Verlagsgründer Klaus Wagenbach

Kursbuch, Freibeuter & Salto

Die Veröffentlichung einiger Publikationen sorgte für politische Skandale und brachte ihn sogar vor Gericht und ins Gefängnis. Dennoch schaffte es der streitbare Verleger und Autor Klaus Wagenbach immer wieder, weiter Bücher zu verlegen.

Der deutsche Verleger zu Lesererfahrungen

Wenn über Klaus Wagenbach geschrieben wird, kann man oft lesen: große, legendäre Verlegergestalt, markanter Autor, urbaner Kosmopolit, Metropolenmensch, "Stadttier", Kafka-Forscher und Kämpfernatur. All dies trifft auf ihn auch zu, aber wenn man ihn trifft, macht er eher einen bescheidenen Eindruck, ist er ein feiner Beobachter seiner Umwelt.

Der bescheidene Streitbare

Das Unvorhergesehene ist das, worauf man immer gewartet hat, ohne es zu wissen.

Das ist ein Zitat aus "Tintenklekse", dem letzten Buch von Robert Blanchet, das im Verlag von Klaus Wagenbach erschienen ist; ein Zitat, das in seiner vermeintlichen Schlichtheit auch auf Wagenbach selbst zutrifft. "Es ist falsch, wenn man älter wird und denkt, man hat eine ordentliche Biografie hingelegt", meint Wagenbach dazu. "Biografien sind unordentlich und halten Überraschungen bereit."

> [GEGEBENE DATEN]

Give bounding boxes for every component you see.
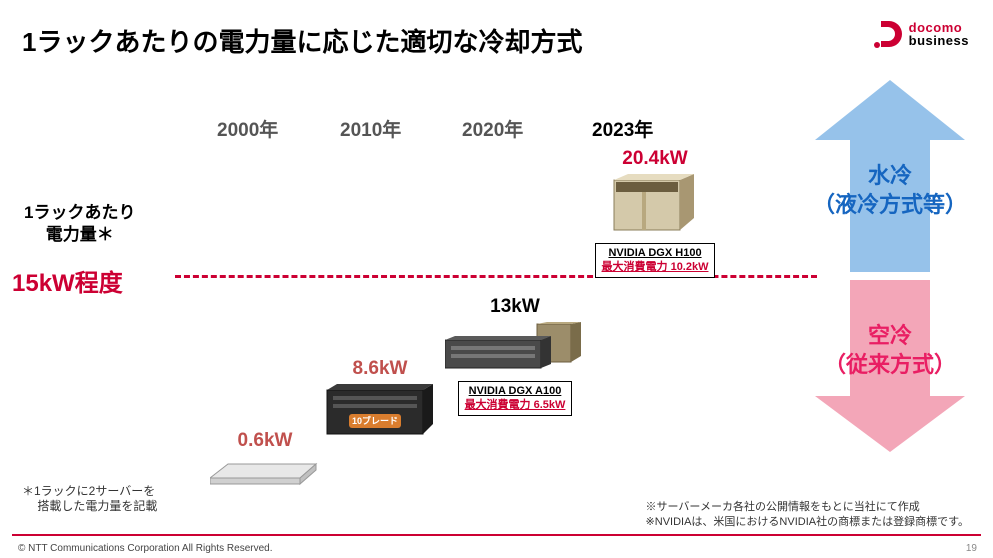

> [KURZE AUFGABE 1] Gib aus dem Text über Klaus Wagenbach die Stelle unverändert aus, die mit "Kursbuch, Freibeuter &" anfängt und bis "Beobachter seiner Umwelt." geht.
> [KURZE AUFGABE 2] Fasse den Absatz im Text über Klaus Wagenbach, der mit „Wenn über Klaus Wagenbach geschrieben wird“ anfängt, als kurze Liste zusammen.

> [RICHTIGE ANTWORT 1]
Kursbuch, Freibeuter & Salto

Die Veröffentlichung einiger Publikationen sorgte für politische Skandale und brachte ihn sogar vor Gericht und ins Gefängnis. Dennoch schaffte es der streitbare Verleger und Autor Klaus Wagenbach immer wieder, weiter Bücher zu verlegen.

Der deutsche Verleger zu Lesererfahrungen

Wenn über Klaus Wagenbach geschrieben wird, kann man oft lesen: große, legendäre Verlegergestalt, markanter Autor, urbaner Kosmopolit, Metropolenmensch, "Stadttier", Kafka-Forscher und Kämpfernatur. All dies trifft auf ihn auch zu, aber wenn man ihn trifft, macht er eher einen bescheidenen Eindruck, ist er ein feiner Beobachter seiner Umwelt.

> [RICHTIGE ANTWORT 2]
- Über Wagenbach liest man oft: große, legendäre Verlegergestalt, markanter Autor, urbaner Kosmopolit, Metropolenmensch, „Stadttier“, Kafka-Forscher und Kämpfernatur.
- Das alles trifft auf ihn zu.
- Wenn man ihn trifft, wirkt er eher bescheiden.
- Er ist ein feiner Beobachter seiner Umwelt.